Records excerpted from a collection:
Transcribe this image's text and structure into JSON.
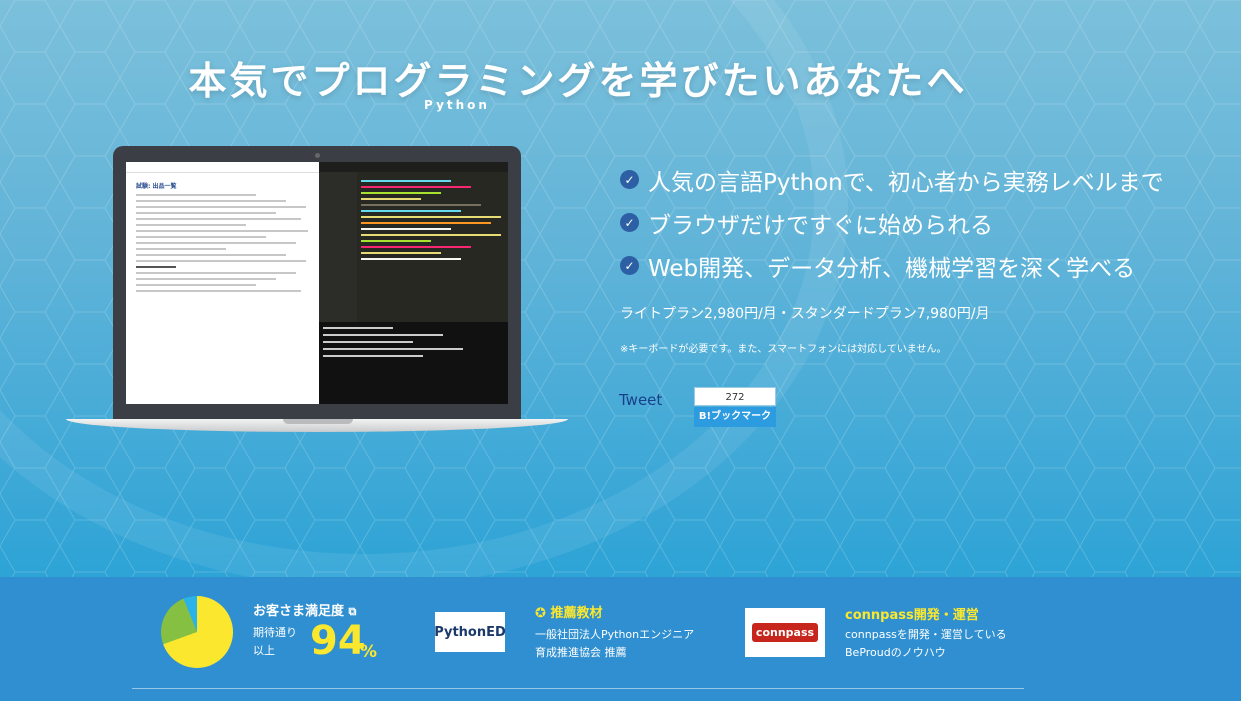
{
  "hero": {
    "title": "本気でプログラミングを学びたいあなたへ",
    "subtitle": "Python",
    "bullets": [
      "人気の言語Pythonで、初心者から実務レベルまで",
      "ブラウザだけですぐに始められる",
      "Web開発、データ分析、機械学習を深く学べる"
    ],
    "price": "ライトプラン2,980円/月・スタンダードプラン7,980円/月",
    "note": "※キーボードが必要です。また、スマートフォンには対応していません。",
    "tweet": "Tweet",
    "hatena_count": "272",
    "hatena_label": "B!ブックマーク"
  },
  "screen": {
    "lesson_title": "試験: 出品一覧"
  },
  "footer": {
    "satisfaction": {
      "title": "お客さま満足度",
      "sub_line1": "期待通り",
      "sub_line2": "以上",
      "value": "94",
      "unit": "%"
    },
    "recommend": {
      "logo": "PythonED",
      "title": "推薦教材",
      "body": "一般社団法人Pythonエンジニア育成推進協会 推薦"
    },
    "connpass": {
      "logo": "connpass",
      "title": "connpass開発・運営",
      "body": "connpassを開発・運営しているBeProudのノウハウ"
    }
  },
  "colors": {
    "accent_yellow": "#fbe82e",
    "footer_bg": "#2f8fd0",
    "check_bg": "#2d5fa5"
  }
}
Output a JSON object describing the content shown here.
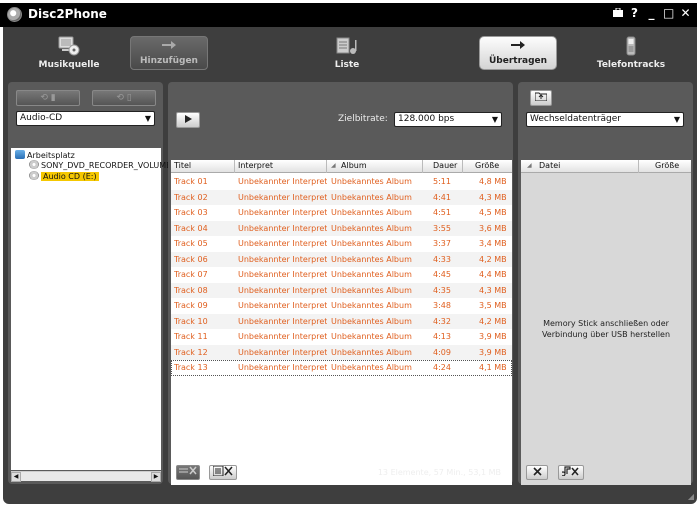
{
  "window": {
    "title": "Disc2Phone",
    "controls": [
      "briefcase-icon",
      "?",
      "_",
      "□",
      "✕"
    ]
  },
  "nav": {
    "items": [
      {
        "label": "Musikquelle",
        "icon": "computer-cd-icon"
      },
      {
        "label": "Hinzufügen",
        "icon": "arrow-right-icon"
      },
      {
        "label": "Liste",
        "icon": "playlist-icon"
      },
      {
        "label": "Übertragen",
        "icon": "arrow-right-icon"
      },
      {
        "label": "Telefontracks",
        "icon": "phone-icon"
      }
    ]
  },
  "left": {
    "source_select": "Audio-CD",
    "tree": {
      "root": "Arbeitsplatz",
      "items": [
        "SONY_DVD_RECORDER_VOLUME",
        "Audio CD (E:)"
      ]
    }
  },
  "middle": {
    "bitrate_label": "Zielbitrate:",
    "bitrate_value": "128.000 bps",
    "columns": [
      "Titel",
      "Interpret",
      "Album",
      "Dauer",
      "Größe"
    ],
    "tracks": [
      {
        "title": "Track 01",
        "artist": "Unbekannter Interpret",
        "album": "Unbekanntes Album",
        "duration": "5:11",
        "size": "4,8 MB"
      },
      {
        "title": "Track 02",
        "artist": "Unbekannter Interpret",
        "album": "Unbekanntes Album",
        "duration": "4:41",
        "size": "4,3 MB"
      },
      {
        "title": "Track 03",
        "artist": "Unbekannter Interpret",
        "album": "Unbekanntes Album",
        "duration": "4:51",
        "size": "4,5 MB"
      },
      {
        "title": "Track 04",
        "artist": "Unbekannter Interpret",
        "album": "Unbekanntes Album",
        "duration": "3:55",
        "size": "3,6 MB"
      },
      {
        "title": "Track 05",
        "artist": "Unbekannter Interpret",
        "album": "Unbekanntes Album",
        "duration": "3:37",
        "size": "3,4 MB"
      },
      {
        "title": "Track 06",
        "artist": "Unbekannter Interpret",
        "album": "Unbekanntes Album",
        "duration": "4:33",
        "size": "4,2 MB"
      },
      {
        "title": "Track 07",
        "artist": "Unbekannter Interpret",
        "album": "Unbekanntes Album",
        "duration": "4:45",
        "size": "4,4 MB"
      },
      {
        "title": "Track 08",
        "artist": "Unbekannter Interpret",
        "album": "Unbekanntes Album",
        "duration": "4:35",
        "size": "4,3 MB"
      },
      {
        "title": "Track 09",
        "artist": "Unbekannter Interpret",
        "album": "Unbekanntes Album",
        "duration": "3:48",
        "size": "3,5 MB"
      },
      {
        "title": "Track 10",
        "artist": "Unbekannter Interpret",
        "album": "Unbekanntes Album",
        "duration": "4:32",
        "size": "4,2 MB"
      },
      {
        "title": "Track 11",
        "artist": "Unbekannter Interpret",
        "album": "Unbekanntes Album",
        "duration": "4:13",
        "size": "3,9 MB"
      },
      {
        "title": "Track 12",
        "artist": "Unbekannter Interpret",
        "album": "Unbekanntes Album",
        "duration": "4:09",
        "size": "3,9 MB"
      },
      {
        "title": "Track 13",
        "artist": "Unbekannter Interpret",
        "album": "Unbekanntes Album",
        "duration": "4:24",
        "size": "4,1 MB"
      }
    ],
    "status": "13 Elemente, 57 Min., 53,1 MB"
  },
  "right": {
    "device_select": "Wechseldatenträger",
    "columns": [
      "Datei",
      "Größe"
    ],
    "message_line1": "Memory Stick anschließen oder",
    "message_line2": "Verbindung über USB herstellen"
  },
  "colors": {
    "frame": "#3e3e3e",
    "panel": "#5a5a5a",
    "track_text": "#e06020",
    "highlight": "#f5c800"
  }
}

◆ Exercise requirements ◆
Copy out every line from the material above in which the word "icon" appears.

◆ Expected output ◆
      "briefcase-icon",
        "icon": "computer-cd-icon"
        "icon": "arrow-right-icon"
        "icon": "playlist-icon"
        "icon": "arrow-right-icon"
        "icon": "phone-icon"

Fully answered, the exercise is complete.